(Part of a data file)
★ ★ ★ ★

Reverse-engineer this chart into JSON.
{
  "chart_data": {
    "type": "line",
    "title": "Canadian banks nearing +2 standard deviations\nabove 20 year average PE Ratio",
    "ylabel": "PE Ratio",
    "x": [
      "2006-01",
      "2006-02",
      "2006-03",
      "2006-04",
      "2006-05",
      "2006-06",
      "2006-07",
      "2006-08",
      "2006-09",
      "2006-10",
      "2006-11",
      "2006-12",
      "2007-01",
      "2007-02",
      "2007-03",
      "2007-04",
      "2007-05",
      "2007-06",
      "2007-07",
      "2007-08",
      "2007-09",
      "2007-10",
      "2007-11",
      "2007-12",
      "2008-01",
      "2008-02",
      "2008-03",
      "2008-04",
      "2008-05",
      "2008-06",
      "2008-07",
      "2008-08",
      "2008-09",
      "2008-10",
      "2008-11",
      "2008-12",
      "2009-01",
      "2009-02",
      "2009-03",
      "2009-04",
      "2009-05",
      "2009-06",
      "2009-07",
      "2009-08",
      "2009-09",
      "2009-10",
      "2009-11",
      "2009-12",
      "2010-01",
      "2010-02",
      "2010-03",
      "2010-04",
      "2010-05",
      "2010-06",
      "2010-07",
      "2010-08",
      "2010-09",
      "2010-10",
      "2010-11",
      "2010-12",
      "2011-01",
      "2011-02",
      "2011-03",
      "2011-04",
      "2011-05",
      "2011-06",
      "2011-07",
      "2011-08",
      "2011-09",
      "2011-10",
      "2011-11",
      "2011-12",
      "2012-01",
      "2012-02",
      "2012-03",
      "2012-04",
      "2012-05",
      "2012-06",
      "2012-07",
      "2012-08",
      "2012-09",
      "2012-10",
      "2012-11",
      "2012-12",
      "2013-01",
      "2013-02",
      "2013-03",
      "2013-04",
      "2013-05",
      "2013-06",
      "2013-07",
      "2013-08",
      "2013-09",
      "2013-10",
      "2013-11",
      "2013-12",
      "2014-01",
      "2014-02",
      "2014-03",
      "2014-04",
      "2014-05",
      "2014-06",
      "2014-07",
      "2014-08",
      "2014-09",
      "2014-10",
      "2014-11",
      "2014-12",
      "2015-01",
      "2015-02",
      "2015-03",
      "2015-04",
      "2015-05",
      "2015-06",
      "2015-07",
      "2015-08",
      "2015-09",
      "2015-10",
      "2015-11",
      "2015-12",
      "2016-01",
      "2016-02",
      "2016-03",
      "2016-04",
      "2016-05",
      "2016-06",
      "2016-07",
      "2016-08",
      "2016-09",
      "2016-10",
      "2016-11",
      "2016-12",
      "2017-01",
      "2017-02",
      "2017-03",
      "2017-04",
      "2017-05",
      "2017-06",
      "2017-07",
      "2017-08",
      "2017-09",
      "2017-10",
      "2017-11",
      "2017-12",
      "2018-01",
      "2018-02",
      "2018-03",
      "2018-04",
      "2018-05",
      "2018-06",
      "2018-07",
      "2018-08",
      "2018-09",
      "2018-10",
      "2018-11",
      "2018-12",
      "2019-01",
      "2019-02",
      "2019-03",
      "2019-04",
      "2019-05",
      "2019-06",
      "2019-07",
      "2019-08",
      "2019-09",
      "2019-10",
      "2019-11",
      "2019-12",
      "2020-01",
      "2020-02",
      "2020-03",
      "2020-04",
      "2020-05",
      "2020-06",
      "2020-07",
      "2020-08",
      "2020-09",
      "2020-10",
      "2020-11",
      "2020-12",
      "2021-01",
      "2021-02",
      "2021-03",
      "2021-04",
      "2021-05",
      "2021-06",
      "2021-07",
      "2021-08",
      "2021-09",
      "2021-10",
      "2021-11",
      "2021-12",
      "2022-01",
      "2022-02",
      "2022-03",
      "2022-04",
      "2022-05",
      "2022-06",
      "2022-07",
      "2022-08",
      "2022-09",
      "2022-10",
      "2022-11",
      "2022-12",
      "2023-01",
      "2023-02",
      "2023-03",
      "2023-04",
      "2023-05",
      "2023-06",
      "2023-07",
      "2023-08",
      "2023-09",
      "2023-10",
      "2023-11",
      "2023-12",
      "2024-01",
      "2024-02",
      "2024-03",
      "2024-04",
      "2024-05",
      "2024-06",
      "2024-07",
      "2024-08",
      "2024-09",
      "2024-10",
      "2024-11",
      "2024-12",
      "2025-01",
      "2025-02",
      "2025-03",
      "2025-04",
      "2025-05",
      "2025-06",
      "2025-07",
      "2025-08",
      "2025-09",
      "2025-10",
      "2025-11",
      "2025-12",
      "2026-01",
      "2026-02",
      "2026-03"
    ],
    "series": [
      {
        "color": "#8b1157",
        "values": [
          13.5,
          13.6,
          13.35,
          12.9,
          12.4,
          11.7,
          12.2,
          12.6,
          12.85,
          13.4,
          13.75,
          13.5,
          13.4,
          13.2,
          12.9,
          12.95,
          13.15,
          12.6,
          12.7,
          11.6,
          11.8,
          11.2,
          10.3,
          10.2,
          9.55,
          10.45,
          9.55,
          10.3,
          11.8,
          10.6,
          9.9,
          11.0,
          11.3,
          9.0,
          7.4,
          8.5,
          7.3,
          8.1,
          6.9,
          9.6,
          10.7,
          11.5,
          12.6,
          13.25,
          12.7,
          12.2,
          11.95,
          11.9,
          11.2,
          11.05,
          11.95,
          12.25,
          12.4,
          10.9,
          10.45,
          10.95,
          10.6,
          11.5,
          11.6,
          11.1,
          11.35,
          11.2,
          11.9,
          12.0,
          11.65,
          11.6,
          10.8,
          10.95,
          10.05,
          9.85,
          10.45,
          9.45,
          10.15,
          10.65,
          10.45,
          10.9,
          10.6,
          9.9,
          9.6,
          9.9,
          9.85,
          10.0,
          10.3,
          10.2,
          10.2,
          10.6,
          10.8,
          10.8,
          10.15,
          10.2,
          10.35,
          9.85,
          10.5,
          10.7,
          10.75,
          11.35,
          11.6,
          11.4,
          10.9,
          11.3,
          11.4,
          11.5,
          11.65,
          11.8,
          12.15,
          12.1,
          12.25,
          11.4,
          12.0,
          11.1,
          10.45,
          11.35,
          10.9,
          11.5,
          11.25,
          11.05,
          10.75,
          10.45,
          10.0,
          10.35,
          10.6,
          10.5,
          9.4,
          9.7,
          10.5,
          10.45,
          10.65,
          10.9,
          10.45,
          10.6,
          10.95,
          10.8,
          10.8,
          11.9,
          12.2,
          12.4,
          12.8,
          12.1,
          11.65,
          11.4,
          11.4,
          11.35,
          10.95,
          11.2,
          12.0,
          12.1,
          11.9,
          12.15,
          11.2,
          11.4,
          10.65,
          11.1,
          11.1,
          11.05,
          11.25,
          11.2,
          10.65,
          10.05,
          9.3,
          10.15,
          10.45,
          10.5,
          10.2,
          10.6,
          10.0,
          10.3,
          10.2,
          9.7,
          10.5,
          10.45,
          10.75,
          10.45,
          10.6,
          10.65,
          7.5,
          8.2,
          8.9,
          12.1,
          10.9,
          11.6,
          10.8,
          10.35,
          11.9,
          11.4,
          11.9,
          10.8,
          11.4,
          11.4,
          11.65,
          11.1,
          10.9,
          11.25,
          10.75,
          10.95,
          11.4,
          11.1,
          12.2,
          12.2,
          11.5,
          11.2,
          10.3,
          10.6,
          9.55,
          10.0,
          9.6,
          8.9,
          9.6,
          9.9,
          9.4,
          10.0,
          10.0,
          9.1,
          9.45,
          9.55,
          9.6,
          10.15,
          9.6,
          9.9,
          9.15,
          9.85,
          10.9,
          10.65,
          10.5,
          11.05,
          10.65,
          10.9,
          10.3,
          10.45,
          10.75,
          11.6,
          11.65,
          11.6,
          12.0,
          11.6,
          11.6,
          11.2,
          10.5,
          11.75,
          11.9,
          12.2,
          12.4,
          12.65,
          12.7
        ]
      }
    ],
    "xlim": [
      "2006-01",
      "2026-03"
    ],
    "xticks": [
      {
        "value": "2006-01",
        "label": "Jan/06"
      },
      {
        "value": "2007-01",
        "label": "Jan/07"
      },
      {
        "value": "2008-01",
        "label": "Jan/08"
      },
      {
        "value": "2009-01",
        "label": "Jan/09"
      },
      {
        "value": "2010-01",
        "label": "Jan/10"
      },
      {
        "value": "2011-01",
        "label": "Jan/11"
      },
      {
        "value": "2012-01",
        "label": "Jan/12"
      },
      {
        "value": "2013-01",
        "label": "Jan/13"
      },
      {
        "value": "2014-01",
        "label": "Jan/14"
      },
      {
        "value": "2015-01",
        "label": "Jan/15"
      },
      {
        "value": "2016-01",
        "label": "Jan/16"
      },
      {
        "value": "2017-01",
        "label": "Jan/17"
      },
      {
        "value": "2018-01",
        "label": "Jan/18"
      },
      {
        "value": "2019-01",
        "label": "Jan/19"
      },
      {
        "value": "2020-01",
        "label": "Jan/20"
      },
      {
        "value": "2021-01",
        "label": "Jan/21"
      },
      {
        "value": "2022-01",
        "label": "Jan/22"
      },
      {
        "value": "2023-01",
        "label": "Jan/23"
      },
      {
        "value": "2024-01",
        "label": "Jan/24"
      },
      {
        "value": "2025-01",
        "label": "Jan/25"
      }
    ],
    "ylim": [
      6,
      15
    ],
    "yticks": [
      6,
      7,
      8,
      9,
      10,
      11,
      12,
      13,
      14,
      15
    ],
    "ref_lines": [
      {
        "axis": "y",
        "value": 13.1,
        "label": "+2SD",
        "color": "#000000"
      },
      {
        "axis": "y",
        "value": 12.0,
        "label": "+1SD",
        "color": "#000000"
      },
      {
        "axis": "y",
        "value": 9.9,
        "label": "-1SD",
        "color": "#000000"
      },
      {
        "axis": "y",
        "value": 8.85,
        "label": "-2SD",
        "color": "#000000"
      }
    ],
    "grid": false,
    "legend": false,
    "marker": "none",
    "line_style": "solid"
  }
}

★ ★ ★ ★

#### Aim
Above are records; say how many of their lines contain the word "Ratio", giving only the number.

#### Exercise response
2